● AIM OF THE TASK: Scan the data, and whenever a line contains "certainty", copy it.

►

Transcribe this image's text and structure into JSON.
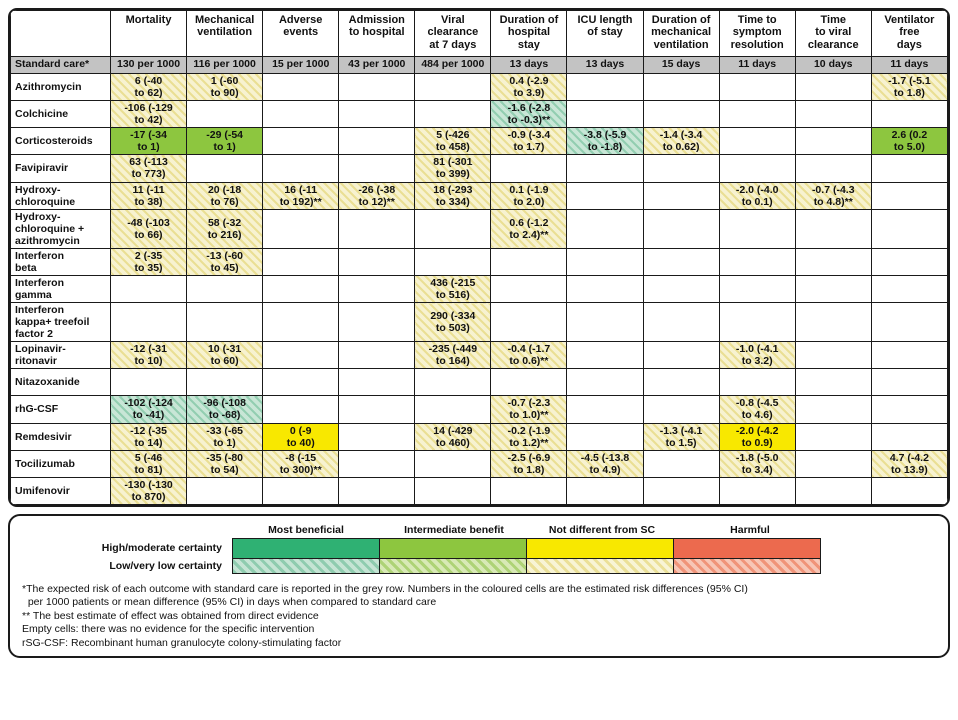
{
  "colors": {
    "most_beneficial_solid": "#2fb173",
    "intermediate_benefit_solid": "#8dc63f",
    "not_different_solid": "#f8e800",
    "harmful_solid": "#ec6a4e",
    "standard_care_row_grey": "#c3c3c3",
    "border": "#1a1a1a"
  },
  "table": {
    "columns": [
      "Mortality",
      "Mechanical\nventilation",
      "Adverse\nevents",
      "Admission\nto hospital",
      "Viral\nclearance\nat 7 days",
      "Duration of\nhospital\nstay",
      "ICU length\nof stay",
      "Duration of\nmechanical\nventilation",
      "Time to\nsymptom\nresolution",
      "Time\nto viral\nclearance",
      "Ventilator\nfree\ndays"
    ],
    "standard_care": {
      "label": "Standard care*",
      "values": [
        "130 per 1000",
        "116 per 1000",
        "15 per 1000",
        "43 per 1000",
        "484 per 1000",
        "13 days",
        "13 days",
        "15 days",
        "11 days",
        "10 days",
        "11 days"
      ]
    },
    "rows": [
      {
        "label": "Azithromycin",
        "cells": [
          {
            "c": 0,
            "text": "6 (-40\nto 62)",
            "style": "yh"
          },
          {
            "c": 1,
            "text": "1 (-60\nto 90)",
            "style": "yh"
          },
          {
            "c": 5,
            "text": "0.4 (-2.9\nto 3.9)",
            "style": "yh"
          },
          {
            "c": 10,
            "text": "-1.7 (-5.1\nto 1.8)",
            "style": "yh"
          }
        ]
      },
      {
        "label": "Colchicine",
        "cells": [
          {
            "c": 0,
            "text": "-106 (-129\nto 42)",
            "style": "yh"
          },
          {
            "c": 5,
            "text": "-1.6 (-2.8\nto -0.3)**",
            "style": "th"
          }
        ]
      },
      {
        "label": "Corticosteroids",
        "cells": [
          {
            "c": 0,
            "text": "-17 (-34\nto 1)",
            "style": "gs"
          },
          {
            "c": 1,
            "text": "-29 (-54\nto 1)",
            "style": "gs"
          },
          {
            "c": 4,
            "text": "5 (-426\nto 458)",
            "style": "yh"
          },
          {
            "c": 5,
            "text": "-0.9 (-3.4\nto 1.7)",
            "style": "yh"
          },
          {
            "c": 6,
            "text": "-3.8 (-5.9\nto -1.8)",
            "style": "th"
          },
          {
            "c": 7,
            "text": "-1.4 (-3.4\nto 0.62)",
            "style": "yh"
          },
          {
            "c": 10,
            "text": "2.6 (0.2\nto 5.0)",
            "style": "gs"
          }
        ]
      },
      {
        "label": "Favipiravir",
        "cells": [
          {
            "c": 0,
            "text": "63 (-113\nto 773)",
            "style": "yh"
          },
          {
            "c": 4,
            "text": "81 (-301\nto 399)",
            "style": "yh"
          }
        ]
      },
      {
        "label": "Hydroxy-\nchloroquine",
        "cells": [
          {
            "c": 0,
            "text": "11 (-11\nto 38)",
            "style": "yh"
          },
          {
            "c": 1,
            "text": "20 (-18\nto 76)",
            "style": "yh"
          },
          {
            "c": 2,
            "text": "16 (-11\nto 192)**",
            "style": "yh"
          },
          {
            "c": 3,
            "text": "-26 (-38\nto 12)**",
            "style": "yh"
          },
          {
            "c": 4,
            "text": "18 (-293\nto 334)",
            "style": "yh"
          },
          {
            "c": 5,
            "text": "0.1 (-1.9\nto 2.0)",
            "style": "yh"
          },
          {
            "c": 8,
            "text": "-2.0 (-4.0\nto 0.1)",
            "style": "yh"
          },
          {
            "c": 9,
            "text": "-0.7 (-4.3\nto 4.8)**",
            "style": "yh"
          }
        ]
      },
      {
        "label": "Hydroxy-\nchloroquine +\nazithromycin",
        "cells": [
          {
            "c": 0,
            "text": "-48 (-103\nto 66)",
            "style": "yh"
          },
          {
            "c": 1,
            "text": "58 (-32\nto 216)",
            "style": "yh"
          },
          {
            "c": 5,
            "text": "0.6 (-1.2\nto 2.4)**",
            "style": "yh"
          }
        ]
      },
      {
        "label": "Interferon\nbeta",
        "cells": [
          {
            "c": 0,
            "text": "2 (-35\nto 35)",
            "style": "yh"
          },
          {
            "c": 1,
            "text": "-13 (-60\nto 45)",
            "style": "yh"
          }
        ]
      },
      {
        "label": "Interferon\ngamma",
        "cells": [
          {
            "c": 4,
            "text": "436 (-215\nto 516)",
            "style": "yh"
          }
        ]
      },
      {
        "label": "Interferon\nkappa+ treefoil\nfactor 2",
        "cells": [
          {
            "c": 4,
            "text": "290 (-334\nto 503)",
            "style": "yh"
          }
        ]
      },
      {
        "label": "Lopinavir-\nritonavir",
        "cells": [
          {
            "c": 0,
            "text": "-12 (-31\nto 10)",
            "style": "yh"
          },
          {
            "c": 1,
            "text": "10 (-31\nto 60)",
            "style": "yh"
          },
          {
            "c": 4,
            "text": "-235 (-449\nto 164)",
            "style": "yh"
          },
          {
            "c": 5,
            "text": "-0.4 (-1.7\nto 0.6)**",
            "style": "yh"
          },
          {
            "c": 8,
            "text": "-1.0 (-4.1\nto 3.2)",
            "style": "yh"
          }
        ]
      },
      {
        "label": "Nitazoxanide",
        "cells": []
      },
      {
        "label": "rhG-CSF",
        "cells": [
          {
            "c": 0,
            "text": "-102 (-124\nto -41)",
            "style": "th"
          },
          {
            "c": 1,
            "text": "-96 (-108\nto -68)",
            "style": "th"
          },
          {
            "c": 5,
            "text": "-0.7 (-2.3\nto 1.0)**",
            "style": "yh"
          },
          {
            "c": 8,
            "text": "-0.8 (-4.5\nto 4.6)",
            "style": "yh"
          }
        ]
      },
      {
        "label": "Remdesivir",
        "cells": [
          {
            "c": 0,
            "text": "-12 (-35\nto 14)",
            "style": "yh"
          },
          {
            "c": 1,
            "text": "-33 (-65\nto 1)",
            "style": "yh"
          },
          {
            "c": 2,
            "text": "0 (-9\nto 40)",
            "style": "ys"
          },
          {
            "c": 4,
            "text": "14 (-429\nto 460)",
            "style": "yh"
          },
          {
            "c": 5,
            "text": "-0.2 (-1.9\nto 1.2)**",
            "style": "yh"
          },
          {
            "c": 7,
            "text": "-1.3 (-4.1\nto 1.5)",
            "style": "yh"
          },
          {
            "c": 8,
            "text": "-2.0 (-4.2\nto 0.9)",
            "style": "ys"
          }
        ]
      },
      {
        "label": "Tocilizumab",
        "cells": [
          {
            "c": 0,
            "text": "5 (-46\nto 81)",
            "style": "yh"
          },
          {
            "c": 1,
            "text": "-35 (-80\nto 54)",
            "style": "yh"
          },
          {
            "c": 2,
            "text": "-8 (-15\nto 300)**",
            "style": "yh"
          },
          {
            "c": 5,
            "text": "-2.5 (-6.9\nto 1.8)",
            "style": "yh"
          },
          {
            "c": 6,
            "text": "-4.5 (-13.8\nto 4.9)",
            "style": "yh"
          },
          {
            "c": 8,
            "text": "-1.8 (-5.0\nto 3.4)",
            "style": "yh"
          },
          {
            "c": 10,
            "text": "4.7 (-4.2\nto 13.9)",
            "style": "yh"
          }
        ]
      },
      {
        "label": "Umifenovir",
        "cells": [
          {
            "c": 0,
            "text": "-130 (-130\nto 870)",
            "style": "yh"
          }
        ]
      }
    ]
  },
  "legend": {
    "categories": [
      {
        "label": "Most beneficial",
        "solid_class": "sw-mb-s",
        "hatched_class": "sw-mb-h"
      },
      {
        "label": "Intermediate benefit",
        "solid_class": "sw-ib-s",
        "hatched_class": "sw-ib-h"
      },
      {
        "label": "Not different from SC",
        "solid_class": "sw-nd-s",
        "hatched_class": "sw-nd-h"
      },
      {
        "label": "Harmful",
        "solid_class": "sw-h-s",
        "hatched_class": "sw-h-h"
      }
    ],
    "row_labels": [
      "High/moderate certainty",
      "Low/very low certainty"
    ]
  },
  "footnotes": [
    "*The expected risk of each outcome with standard care is reported in the grey row. Numbers in the coloured cells are the estimated risk differences (95% CI)\n  per 1000 patients or mean difference (95% CI) in days when compared to standard care",
    "** The best estimate of effect was obtained from direct evidence",
    "Empty cells: there was no evidence for the specific intervention",
    "rSG-CSF: Recombinant human granulocyte colony-stimulating factor"
  ]
}
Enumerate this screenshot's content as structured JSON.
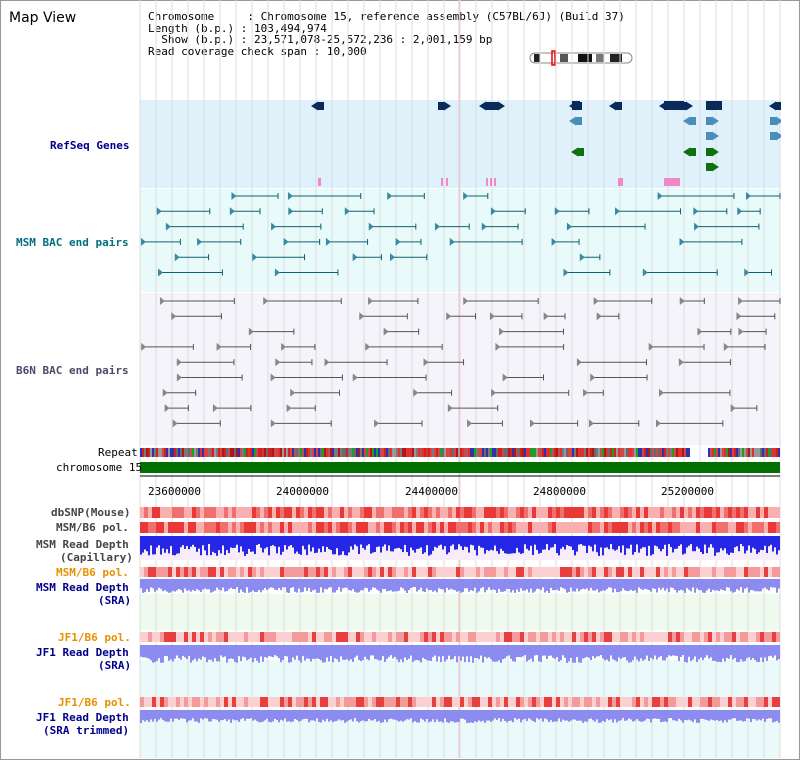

◄

● SOLVED PROBLEM:
      "High/moderate certainty",
      "Low/very low certainty"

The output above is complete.